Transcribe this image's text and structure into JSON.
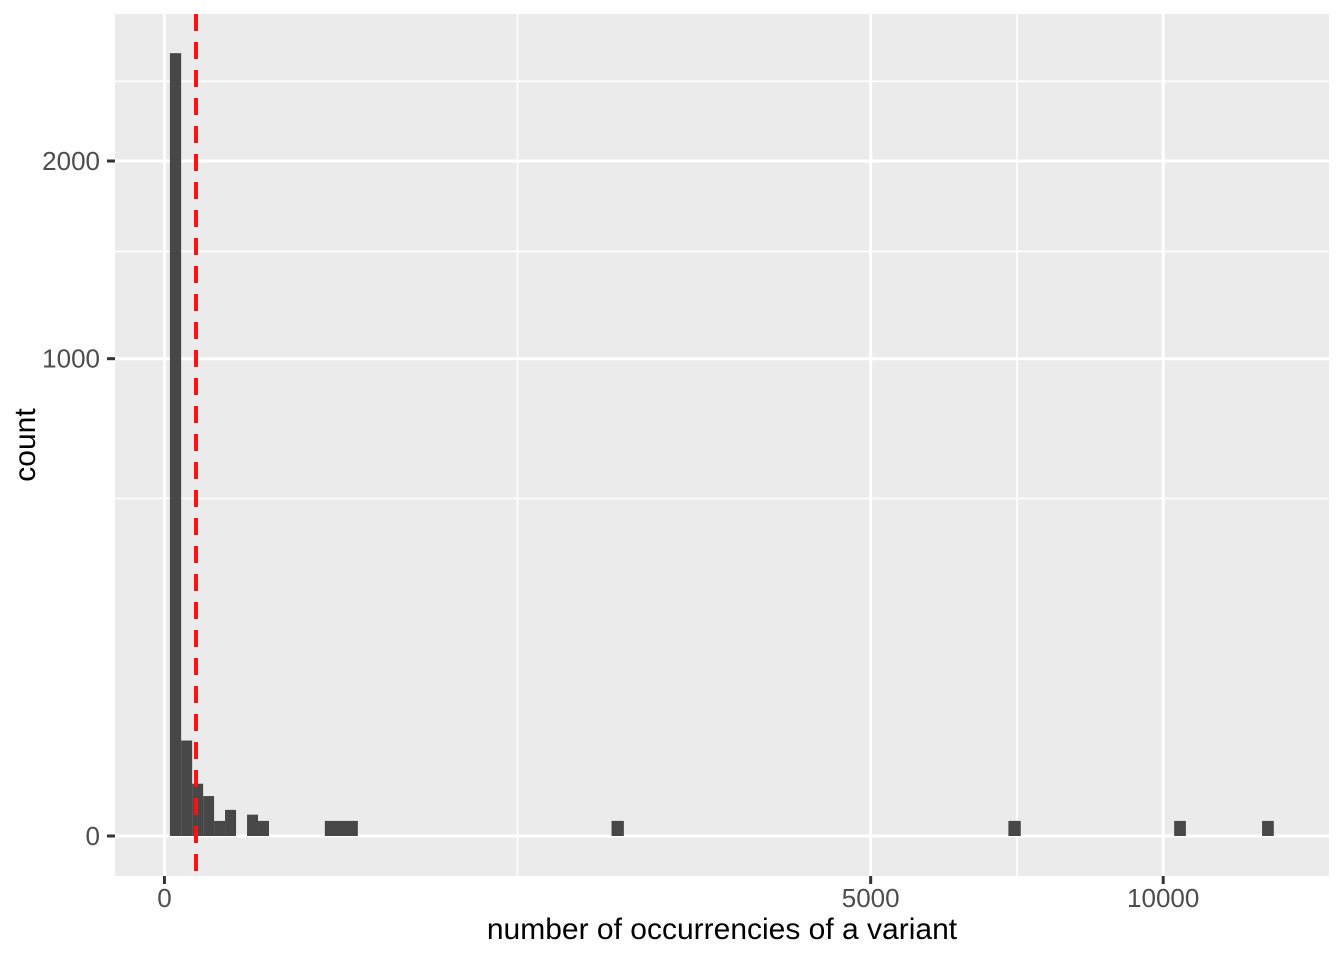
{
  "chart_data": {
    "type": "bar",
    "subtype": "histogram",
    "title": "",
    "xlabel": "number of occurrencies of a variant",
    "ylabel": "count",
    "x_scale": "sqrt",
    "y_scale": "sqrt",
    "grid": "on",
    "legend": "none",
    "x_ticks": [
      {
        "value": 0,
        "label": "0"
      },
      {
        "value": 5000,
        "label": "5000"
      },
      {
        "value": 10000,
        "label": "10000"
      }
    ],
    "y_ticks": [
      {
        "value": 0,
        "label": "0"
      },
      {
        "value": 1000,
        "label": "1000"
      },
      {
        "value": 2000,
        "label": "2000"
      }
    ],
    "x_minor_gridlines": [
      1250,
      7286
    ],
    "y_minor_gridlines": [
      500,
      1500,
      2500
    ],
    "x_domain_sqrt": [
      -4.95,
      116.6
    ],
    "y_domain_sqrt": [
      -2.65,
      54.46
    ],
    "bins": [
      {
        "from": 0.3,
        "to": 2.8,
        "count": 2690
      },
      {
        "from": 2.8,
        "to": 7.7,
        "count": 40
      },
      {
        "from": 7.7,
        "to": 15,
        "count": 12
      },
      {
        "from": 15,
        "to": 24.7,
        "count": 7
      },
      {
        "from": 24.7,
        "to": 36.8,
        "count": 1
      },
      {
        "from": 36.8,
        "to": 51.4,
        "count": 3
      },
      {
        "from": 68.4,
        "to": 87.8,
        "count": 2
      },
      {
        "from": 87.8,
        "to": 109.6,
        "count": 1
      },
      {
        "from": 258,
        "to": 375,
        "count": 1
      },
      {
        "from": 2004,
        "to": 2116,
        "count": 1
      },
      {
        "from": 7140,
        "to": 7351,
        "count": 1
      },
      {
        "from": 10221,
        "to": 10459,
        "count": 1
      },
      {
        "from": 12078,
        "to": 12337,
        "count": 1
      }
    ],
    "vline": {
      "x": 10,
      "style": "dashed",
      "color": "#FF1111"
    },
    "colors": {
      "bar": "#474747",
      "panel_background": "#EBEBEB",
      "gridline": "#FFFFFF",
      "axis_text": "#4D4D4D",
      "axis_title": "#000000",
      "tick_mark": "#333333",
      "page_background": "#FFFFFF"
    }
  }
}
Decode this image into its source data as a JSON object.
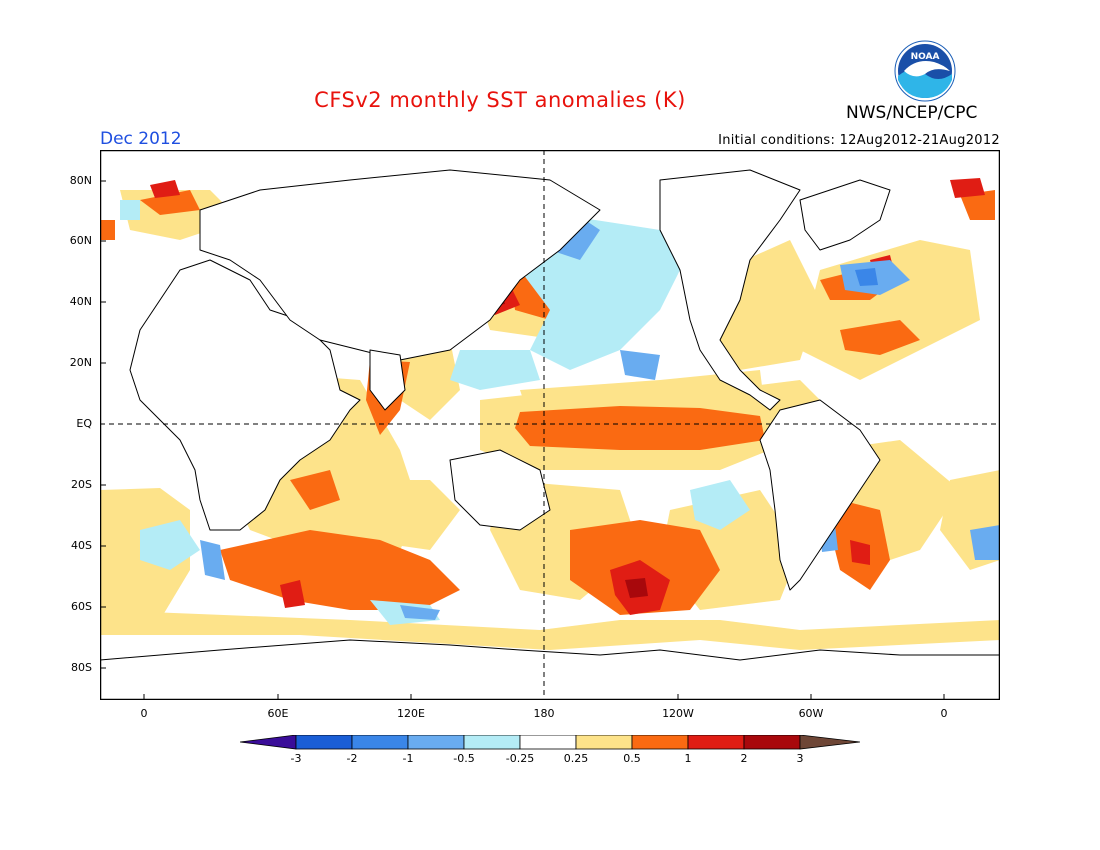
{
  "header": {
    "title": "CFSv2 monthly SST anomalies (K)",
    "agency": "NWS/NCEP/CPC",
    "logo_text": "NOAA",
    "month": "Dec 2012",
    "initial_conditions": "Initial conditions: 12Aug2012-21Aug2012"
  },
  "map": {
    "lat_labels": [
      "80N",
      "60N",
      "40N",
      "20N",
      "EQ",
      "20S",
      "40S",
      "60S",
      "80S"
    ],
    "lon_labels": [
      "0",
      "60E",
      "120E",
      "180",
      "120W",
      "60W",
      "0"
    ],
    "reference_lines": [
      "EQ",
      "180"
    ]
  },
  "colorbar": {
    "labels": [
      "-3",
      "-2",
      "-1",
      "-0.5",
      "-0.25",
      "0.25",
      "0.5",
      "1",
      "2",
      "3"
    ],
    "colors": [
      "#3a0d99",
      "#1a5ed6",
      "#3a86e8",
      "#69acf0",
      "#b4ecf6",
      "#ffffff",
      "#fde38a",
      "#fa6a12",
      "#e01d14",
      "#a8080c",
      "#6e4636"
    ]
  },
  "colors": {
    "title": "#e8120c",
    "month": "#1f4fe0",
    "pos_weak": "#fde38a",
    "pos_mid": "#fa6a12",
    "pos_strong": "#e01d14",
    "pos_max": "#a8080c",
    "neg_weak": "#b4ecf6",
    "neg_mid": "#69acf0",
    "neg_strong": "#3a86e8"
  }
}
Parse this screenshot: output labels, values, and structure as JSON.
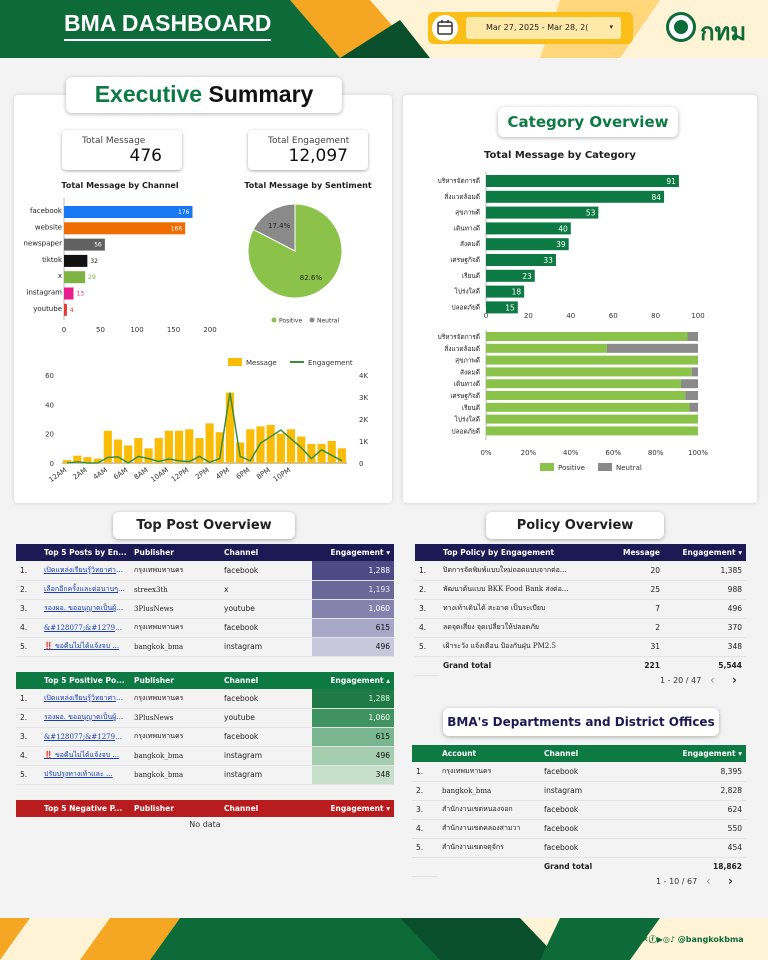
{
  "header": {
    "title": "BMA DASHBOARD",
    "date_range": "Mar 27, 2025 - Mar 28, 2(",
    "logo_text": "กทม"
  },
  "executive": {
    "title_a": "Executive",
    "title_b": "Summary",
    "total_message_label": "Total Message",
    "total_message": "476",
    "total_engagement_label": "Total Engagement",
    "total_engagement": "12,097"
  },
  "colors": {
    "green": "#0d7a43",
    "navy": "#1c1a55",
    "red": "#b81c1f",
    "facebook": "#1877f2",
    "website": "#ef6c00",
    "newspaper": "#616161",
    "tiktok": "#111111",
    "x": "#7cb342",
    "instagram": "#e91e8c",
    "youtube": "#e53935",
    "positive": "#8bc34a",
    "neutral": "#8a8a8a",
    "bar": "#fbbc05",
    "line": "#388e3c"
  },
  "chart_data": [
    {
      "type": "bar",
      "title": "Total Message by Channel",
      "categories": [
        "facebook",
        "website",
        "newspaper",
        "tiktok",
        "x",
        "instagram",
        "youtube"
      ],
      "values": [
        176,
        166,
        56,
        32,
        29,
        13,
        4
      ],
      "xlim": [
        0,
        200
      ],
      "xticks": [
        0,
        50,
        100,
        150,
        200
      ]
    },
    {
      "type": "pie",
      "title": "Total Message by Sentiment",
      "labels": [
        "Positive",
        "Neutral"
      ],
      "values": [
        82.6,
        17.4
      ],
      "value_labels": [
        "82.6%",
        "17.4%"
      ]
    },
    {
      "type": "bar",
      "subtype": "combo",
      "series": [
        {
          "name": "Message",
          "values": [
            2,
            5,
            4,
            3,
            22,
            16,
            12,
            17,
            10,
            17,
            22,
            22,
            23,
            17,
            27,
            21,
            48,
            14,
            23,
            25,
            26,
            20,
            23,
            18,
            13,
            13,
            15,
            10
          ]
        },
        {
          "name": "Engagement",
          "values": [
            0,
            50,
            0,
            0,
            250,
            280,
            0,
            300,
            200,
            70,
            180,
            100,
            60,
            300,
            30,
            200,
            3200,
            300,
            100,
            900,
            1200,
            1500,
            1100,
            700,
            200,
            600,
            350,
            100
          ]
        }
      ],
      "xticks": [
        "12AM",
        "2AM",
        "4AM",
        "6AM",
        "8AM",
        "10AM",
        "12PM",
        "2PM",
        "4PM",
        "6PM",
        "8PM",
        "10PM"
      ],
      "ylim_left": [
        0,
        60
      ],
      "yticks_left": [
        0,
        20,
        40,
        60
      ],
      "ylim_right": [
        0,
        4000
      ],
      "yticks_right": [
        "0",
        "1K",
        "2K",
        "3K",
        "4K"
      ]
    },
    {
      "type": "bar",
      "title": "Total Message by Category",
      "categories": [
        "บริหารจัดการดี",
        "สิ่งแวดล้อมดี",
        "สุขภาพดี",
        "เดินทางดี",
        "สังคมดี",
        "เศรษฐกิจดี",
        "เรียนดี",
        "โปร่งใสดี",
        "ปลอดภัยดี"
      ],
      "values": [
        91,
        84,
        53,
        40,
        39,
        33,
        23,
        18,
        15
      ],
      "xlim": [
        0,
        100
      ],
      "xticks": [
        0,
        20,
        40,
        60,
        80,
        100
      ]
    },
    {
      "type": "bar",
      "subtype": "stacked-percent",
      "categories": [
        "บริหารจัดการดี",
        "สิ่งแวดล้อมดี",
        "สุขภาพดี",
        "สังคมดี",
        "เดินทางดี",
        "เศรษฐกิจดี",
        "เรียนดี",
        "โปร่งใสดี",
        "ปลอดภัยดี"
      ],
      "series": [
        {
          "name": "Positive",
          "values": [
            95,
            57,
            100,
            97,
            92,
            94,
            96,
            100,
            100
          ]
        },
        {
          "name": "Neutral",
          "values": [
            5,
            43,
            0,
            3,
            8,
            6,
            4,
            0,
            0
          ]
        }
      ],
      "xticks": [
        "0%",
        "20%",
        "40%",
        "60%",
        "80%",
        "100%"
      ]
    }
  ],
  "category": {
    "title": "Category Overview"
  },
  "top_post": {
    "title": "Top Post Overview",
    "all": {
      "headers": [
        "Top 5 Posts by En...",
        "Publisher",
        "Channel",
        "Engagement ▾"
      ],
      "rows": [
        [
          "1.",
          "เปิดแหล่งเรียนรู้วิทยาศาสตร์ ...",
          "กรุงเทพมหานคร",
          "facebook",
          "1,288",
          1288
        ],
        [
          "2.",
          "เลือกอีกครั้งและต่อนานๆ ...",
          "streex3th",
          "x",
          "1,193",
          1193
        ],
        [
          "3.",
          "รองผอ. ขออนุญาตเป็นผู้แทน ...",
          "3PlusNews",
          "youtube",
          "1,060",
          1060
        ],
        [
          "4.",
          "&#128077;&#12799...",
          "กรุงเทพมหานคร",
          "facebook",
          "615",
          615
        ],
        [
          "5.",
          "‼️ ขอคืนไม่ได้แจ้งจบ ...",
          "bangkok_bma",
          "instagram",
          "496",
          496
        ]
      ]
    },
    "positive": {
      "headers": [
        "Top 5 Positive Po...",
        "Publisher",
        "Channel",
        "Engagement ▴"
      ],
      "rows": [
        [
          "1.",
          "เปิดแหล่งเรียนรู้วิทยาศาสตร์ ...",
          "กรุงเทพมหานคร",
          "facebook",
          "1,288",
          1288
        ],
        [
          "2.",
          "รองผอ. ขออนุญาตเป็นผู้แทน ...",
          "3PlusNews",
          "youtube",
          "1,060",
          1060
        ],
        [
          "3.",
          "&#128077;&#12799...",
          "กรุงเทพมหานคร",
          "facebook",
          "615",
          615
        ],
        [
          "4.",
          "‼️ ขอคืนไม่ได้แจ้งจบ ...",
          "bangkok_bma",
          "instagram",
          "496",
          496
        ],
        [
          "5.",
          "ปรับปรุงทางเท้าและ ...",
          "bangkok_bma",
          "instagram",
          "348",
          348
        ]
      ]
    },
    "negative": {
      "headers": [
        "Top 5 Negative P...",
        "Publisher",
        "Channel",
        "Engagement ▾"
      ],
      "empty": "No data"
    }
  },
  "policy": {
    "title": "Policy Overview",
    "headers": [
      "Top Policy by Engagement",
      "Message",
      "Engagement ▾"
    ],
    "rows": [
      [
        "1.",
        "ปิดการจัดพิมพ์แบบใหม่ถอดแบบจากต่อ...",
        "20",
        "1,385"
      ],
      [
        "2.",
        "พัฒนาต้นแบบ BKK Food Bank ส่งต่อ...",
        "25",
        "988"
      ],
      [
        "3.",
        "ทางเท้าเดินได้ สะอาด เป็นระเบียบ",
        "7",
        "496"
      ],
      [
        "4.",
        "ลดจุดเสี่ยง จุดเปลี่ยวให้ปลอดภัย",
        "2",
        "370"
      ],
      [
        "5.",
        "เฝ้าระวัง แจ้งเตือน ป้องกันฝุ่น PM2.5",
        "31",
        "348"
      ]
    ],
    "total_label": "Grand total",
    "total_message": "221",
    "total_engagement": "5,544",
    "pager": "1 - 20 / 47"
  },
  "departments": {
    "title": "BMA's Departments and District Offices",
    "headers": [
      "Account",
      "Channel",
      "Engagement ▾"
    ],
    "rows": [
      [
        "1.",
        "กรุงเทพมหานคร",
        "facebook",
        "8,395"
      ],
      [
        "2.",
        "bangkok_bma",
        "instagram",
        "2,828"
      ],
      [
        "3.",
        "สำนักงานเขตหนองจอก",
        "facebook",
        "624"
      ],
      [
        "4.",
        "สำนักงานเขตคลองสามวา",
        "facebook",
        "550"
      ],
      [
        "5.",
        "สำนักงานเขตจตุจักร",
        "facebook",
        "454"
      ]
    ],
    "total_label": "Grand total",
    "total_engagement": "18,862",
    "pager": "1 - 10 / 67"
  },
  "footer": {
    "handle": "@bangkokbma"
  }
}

- YOUR GOAL -
Reply with the number of lines in the material above that contain "Overview", and nothing more.

- OUTPUT -
3